** Exercise prompt **
Copy every line of the following data that includes the string "bottle".

◇ ◇ ◇ ◇ ◇ ◇ ◇

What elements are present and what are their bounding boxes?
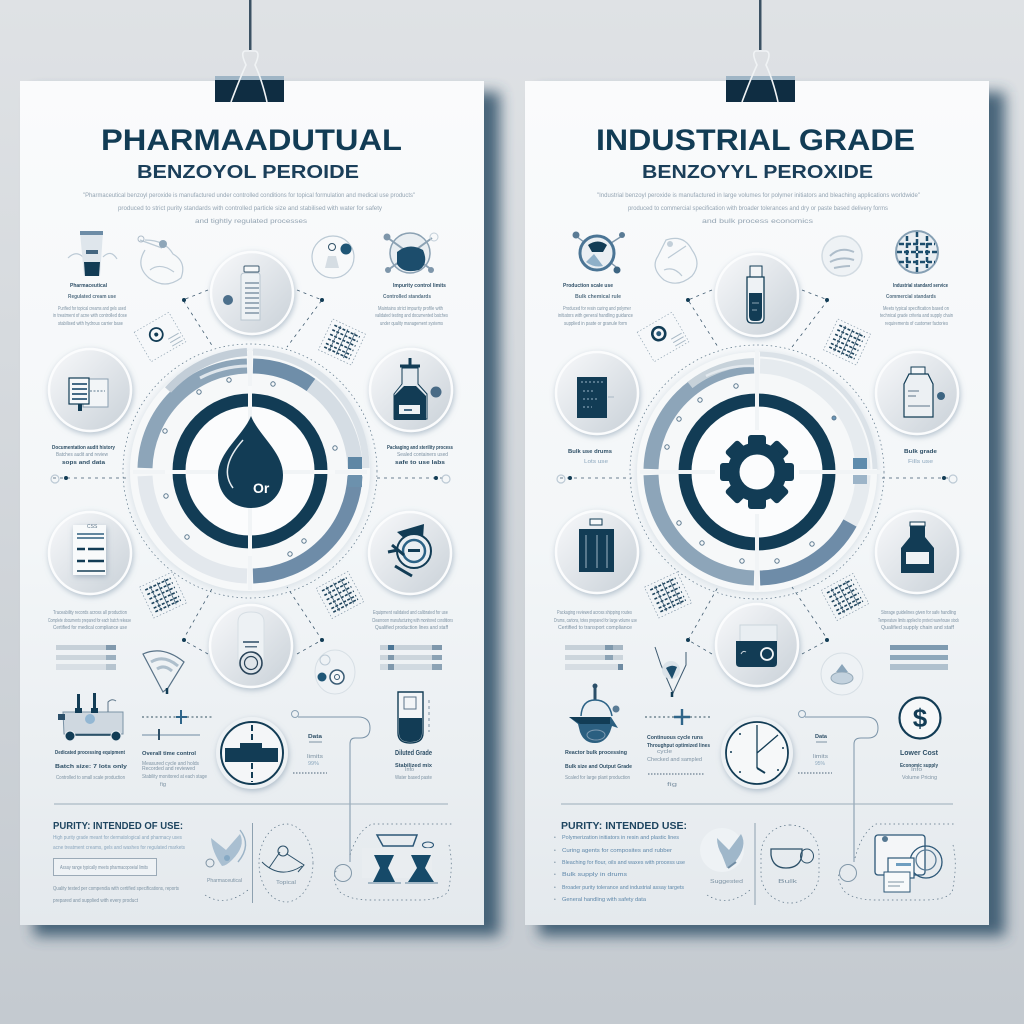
caption: clock notes xyxy=(798,734,832,773)
bullet list: Broader purity tolerance and industrial assay targets xyxy=(562,885,685,891)
icon: oval application: Topical xyxy=(276,880,296,886)
icon: pattern lower right xyxy=(821,574,869,620)
caption: timeline: Throughput optimized lines xyxy=(647,743,710,749)
caption: top left: Bulk chemical rule xyxy=(575,294,621,300)
icon: crossed molecule xyxy=(384,233,438,273)
caption: timeline: Continuous cycle runs xyxy=(647,735,703,741)
captions: side circles upper: Lots use xyxy=(584,459,608,465)
caption: timeline: Stability monitored at each stage xyxy=(142,774,207,780)
divider xyxy=(54,803,448,805)
captions: side circles upper: Packaging and sterility process xyxy=(387,445,453,451)
icon: faint vessel xyxy=(821,653,863,695)
icon: faint molecule left xyxy=(138,236,183,284)
outer ring segments xyxy=(651,354,875,578)
section: purity and intended use xyxy=(53,821,452,904)
icon: gear xyxy=(720,435,794,509)
caption: gauge notes: 99% xyxy=(308,761,320,767)
inner dark ring xyxy=(179,400,321,542)
vertical separator xyxy=(252,823,254,903)
bullet list: • xyxy=(554,848,556,854)
spec box xyxy=(54,858,156,876)
subtitle: benzoyl peroxide: BENZOYYL PEROXIDE xyxy=(642,162,873,182)
captions: side circles lower: Temperature limits applied to protect warehouse stock xyxy=(878,618,959,624)
caption: top left xyxy=(558,283,633,327)
caption: test tube xyxy=(395,750,433,781)
icon: tube xyxy=(68,231,117,276)
spec box: Assay range typically meets pharmacopoeial limits xyxy=(60,865,148,871)
caption: top left: Regulated cream use xyxy=(68,294,116,300)
bar legend left xyxy=(565,645,623,670)
bullet list: • xyxy=(554,872,556,878)
intro paragraph xyxy=(597,193,920,225)
caption: cost xyxy=(900,750,939,781)
notes xyxy=(53,886,179,904)
captions: side circles lower: Equipment validated and calibrated for use xyxy=(373,610,448,616)
bar legend right xyxy=(380,645,442,670)
binder clip left xyxy=(215,0,284,102)
caption: top left: supplied in paste or granule form xyxy=(564,321,627,327)
caption: top right: Impurity control limits xyxy=(393,283,446,289)
caption: cost: Volume Pricing xyxy=(902,775,937,781)
caption: clock notes: Data xyxy=(815,734,828,740)
caption: top left: initiators with general handling guidance xyxy=(558,313,633,319)
bullet list: • xyxy=(554,835,556,841)
icon: dollar: $ xyxy=(913,703,928,733)
divider xyxy=(561,803,953,805)
captions: side circles upper: Bulk use drums xyxy=(568,449,612,455)
connector line to use panel xyxy=(798,710,878,862)
caption: equipment: Controlled to small scale production xyxy=(56,775,125,781)
notes: prepared and supplied with every product xyxy=(53,898,139,904)
icon: funnel waves xyxy=(143,651,184,694)
icon: faint flask right xyxy=(312,236,354,278)
caption: top right: Maintains strict impurity profile with xyxy=(378,306,443,312)
bar legend right xyxy=(890,645,948,670)
bullet list: • xyxy=(554,860,556,866)
node: bottom device xyxy=(210,605,292,687)
captions: side circles lower: Storage guidelines given for safe handling xyxy=(881,610,956,616)
outer ring segments xyxy=(145,352,366,576)
caption: top left: Pharmaceutical xyxy=(70,283,107,289)
central ring chart: gear xyxy=(637,350,880,592)
caption: top left: Production scale use xyxy=(563,283,613,289)
node: upper right bottle xyxy=(370,349,452,431)
intro paragraph: and bulk process economics xyxy=(702,219,813,225)
caption: test tube: Water based paste xyxy=(395,775,432,781)
captions: side circles upper: Fills use xyxy=(908,459,933,465)
caption: timeline: Overall time control xyxy=(142,751,196,757)
icon: pattern lower right xyxy=(316,572,364,618)
icon: funnel xyxy=(655,647,686,697)
icon: oval cup: Bulk xyxy=(778,879,798,885)
caption: top right: technical grade criteria and supply chain xyxy=(880,313,953,319)
captions: side circles lower: Drums, cartons, totes prepared for large volume use xyxy=(554,618,637,624)
icon: dashed blob with hourglass jars xyxy=(334,824,452,900)
caption: top right xyxy=(375,283,448,327)
caption: timeline: Recorded and reviewed xyxy=(142,766,195,772)
caption: clock notes: 95% xyxy=(815,761,826,767)
icon: grid globe xyxy=(896,231,938,273)
captions: side circles upper: Documentation audit history xyxy=(52,445,116,451)
caption: gauge notes: Data xyxy=(308,734,323,740)
caption: test tube: Diluted Grade xyxy=(395,750,432,757)
captions: side circles lower: Qualified production lines and staff xyxy=(375,625,449,631)
bullet list: Polymerization initiators in resin and plastic lines xyxy=(562,835,680,841)
description: acne treatment creams, gels and washes for regulated markets xyxy=(53,845,185,851)
node: upper right jar xyxy=(876,352,958,434)
binder clip right xyxy=(726,0,795,102)
panel shadow: right xyxy=(539,92,1005,936)
caption: reactor xyxy=(565,750,632,781)
icon: heart check xyxy=(700,828,750,900)
node: lower right mechanism xyxy=(369,512,451,594)
bullet list: • xyxy=(554,885,556,891)
icon: oval cup xyxy=(761,825,819,903)
caption: cost: Economic supply xyxy=(900,763,939,769)
icon: dashed blob with devices xyxy=(839,824,956,900)
dashed orbit xyxy=(123,344,377,598)
icon: pattern upper left xyxy=(637,312,689,362)
icon: pattern upper left xyxy=(134,312,186,362)
caption: top right: Meets typical specification based on xyxy=(883,306,949,312)
captions: side circles lower: Traceability records across all production xyxy=(53,610,127,616)
dashed orbit xyxy=(630,345,884,599)
icon: heart check: Suggested xyxy=(710,879,743,885)
intro paragraph: "Pharmaceutical benzoyl peroxide is manufactured under controlled conditions for topical formulation and medical use products" xyxy=(83,193,415,199)
captions: side circles lower: Certified for medical compliance use xyxy=(53,625,127,631)
captions: side circles upper: safe to use labs xyxy=(395,460,445,466)
icon: dollar xyxy=(900,698,940,738)
icon: molecule globe xyxy=(572,232,625,274)
caption: equipment xyxy=(55,750,128,781)
icon: oil drop xyxy=(218,416,283,508)
caption: cost: Info xyxy=(911,767,922,773)
intro paragraph xyxy=(83,193,415,225)
captions: side circles lower xyxy=(554,610,959,631)
icon: oval application xyxy=(259,824,313,902)
bullet list: Curing agents for composites and rubber xyxy=(562,848,672,854)
caption: test tube: Info xyxy=(405,767,414,773)
connector lines xyxy=(51,290,450,654)
caption: timeline xyxy=(645,709,712,788)
heading: PURITY: INTENDED USE: xyxy=(561,821,687,832)
icon: heart check xyxy=(205,830,248,900)
caption: reactor: Bulk size and Output Grade xyxy=(565,764,632,770)
connector line to use panel xyxy=(292,710,370,862)
icon: pattern lower left xyxy=(140,572,186,618)
icon: clock xyxy=(721,717,793,789)
caption: top left: in treatment of acne with controlled dose xyxy=(53,313,127,319)
caption: timeline: Checked and sampled xyxy=(647,757,702,763)
caption: reactor: Scaled for large plant production xyxy=(565,775,630,781)
captions: side circles lower: Complete documents prepared for each batch release xyxy=(48,618,131,624)
icon: oil drop: Or xyxy=(253,480,270,496)
caption: top right: Controlled standards xyxy=(383,294,431,300)
caption: top right xyxy=(880,283,953,327)
small ring markers xyxy=(163,378,337,556)
notes: Quality tested per compendia with certified specifications, reports xyxy=(53,886,179,892)
caption: cost: Lower Cost xyxy=(900,750,939,757)
caption: gauge notes xyxy=(293,734,327,773)
captions: side circles lower xyxy=(48,610,453,631)
icon: pattern upper right xyxy=(824,319,870,365)
icon: equipment vehicle xyxy=(58,693,123,741)
caption: equipment: Batch size: 7 lots only xyxy=(55,764,128,770)
captions: side circles lower: Certified to transport compliance xyxy=(558,625,632,631)
title: pharmaceutical: PHARMAADUTUAL xyxy=(101,124,402,157)
icon: faint flask xyxy=(315,650,355,694)
intro paragraph: and tightly regulated processes xyxy=(195,219,307,225)
panel: industrial grade xyxy=(525,81,989,925)
icon: test tube xyxy=(398,692,429,743)
intro paragraph: "Industrial benzoyl peroxide is manufactured in large volumes for polymer initiators and bleaching applications worldwide" xyxy=(597,193,920,199)
description: High purity grade meant for dermatological and pharmacy uses xyxy=(53,835,182,841)
caption: timeline: fig xyxy=(160,782,166,788)
node: upper left document xyxy=(49,349,131,431)
bullet list: General handling with safety data xyxy=(562,897,646,903)
caption: top left xyxy=(53,283,127,327)
node: lower left form: CSS xyxy=(87,524,98,530)
caption: top right: validated testing and documented batches xyxy=(375,313,448,319)
bullet list: • xyxy=(554,897,556,903)
captions: side circles upper: Batches audit and review xyxy=(56,452,108,458)
caption: top left: Purified for topical creams and gels used xyxy=(58,306,126,312)
central ring chart: drop xyxy=(130,350,370,591)
section: purity and intended use xyxy=(554,821,956,905)
captions: side circles upper: Sealed containers used xyxy=(397,452,448,458)
caption: top right: Commercial standards xyxy=(886,294,936,300)
bullet list: Bleaching for flour, oils and waxes with process use xyxy=(562,860,685,866)
captions: side circles upper xyxy=(568,449,937,465)
node: upper left screen xyxy=(556,352,638,434)
panel: pharmaceutical grade xyxy=(20,81,484,925)
inner dark ring xyxy=(685,400,829,544)
caption: equipment: Dedicated processing equipment xyxy=(55,750,125,756)
node: lower right bottle xyxy=(876,511,958,593)
captions: side circles upper xyxy=(52,445,453,466)
node: lower left container xyxy=(556,511,638,593)
captions: side circles lower: Cleanroom manufacturing with monitored conditions xyxy=(372,618,453,624)
bullet list: Bulk supply in drums xyxy=(562,872,628,878)
icon: faint molecule left xyxy=(655,238,697,283)
title: industrial grade: INDUSTRIAL GRADE xyxy=(596,124,915,157)
panel shadow: left xyxy=(34,92,500,936)
captions: side circles lower: Qualified supply chain and staff xyxy=(881,625,955,631)
caption: timeline: cycle xyxy=(657,749,672,755)
node: top bottle xyxy=(211,252,293,334)
caption: reactor: Reactor bulk processing xyxy=(565,750,627,756)
node: lower left form xyxy=(49,512,131,594)
small ring markers xyxy=(665,384,836,563)
node: top bottle xyxy=(716,254,798,336)
caption: top left: Produced for resin curing and polymer xyxy=(563,306,631,312)
caption: clock notes: limits xyxy=(813,754,829,760)
bar legend left xyxy=(56,645,116,670)
caption: top right: Industrial standard service xyxy=(893,283,948,289)
node: bottom device xyxy=(716,604,798,686)
caption: timeline: Measured cycle and holds xyxy=(142,761,199,767)
icon: gauge circle xyxy=(216,717,288,789)
heading: PURITY: INTENDED OF USE: xyxy=(53,821,183,832)
connector lines xyxy=(557,290,957,654)
caption: timeline xyxy=(142,710,212,788)
icon: pattern lower left xyxy=(645,572,691,618)
captions: side circles upper: sops and data xyxy=(62,460,106,466)
vertical separator xyxy=(754,823,756,905)
caption: timeline: fig xyxy=(667,782,677,788)
icon: faint disc right xyxy=(822,236,862,276)
intro paragraph: produced to commercial specification with broader tolerances and dry or paste based delivery forms xyxy=(628,206,888,212)
caption: top left: stabilised with hydrous carrier base xyxy=(58,321,123,327)
subtitle: benzoyl peroxide: BENZOYOL PEROIDE xyxy=(137,162,359,182)
caption: gauge notes: limits xyxy=(307,754,324,760)
captions: side circles lower: Packaging reviewed across shipping routes xyxy=(557,610,632,616)
bullet list xyxy=(554,835,685,903)
icon: heart check: Pharmaceutical xyxy=(207,878,242,884)
intro paragraph: produced to strict purity standards with controlled particle size and stabilised with water for safety xyxy=(118,206,382,212)
captions: side circles upper: Bulk grade xyxy=(904,449,937,455)
description xyxy=(53,835,185,851)
icon: reactor xyxy=(569,684,620,743)
icon: pattern upper right xyxy=(319,319,365,365)
caption: top right: requirements of customer factories xyxy=(885,321,948,327)
caption: test tube: Stabilized mix xyxy=(395,763,433,769)
caption: top right: under quality management systems xyxy=(380,321,443,327)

◇ ◇ ◇ ◇ ◇ ◇ ◇

** Output for this task **
node: upper right bottle xyxy=(370,349,452,431)
node: lower right bottle xyxy=(876,511,958,593)
node: top bottle xyxy=(211,252,293,334)
node: top bottle xyxy=(716,254,798,336)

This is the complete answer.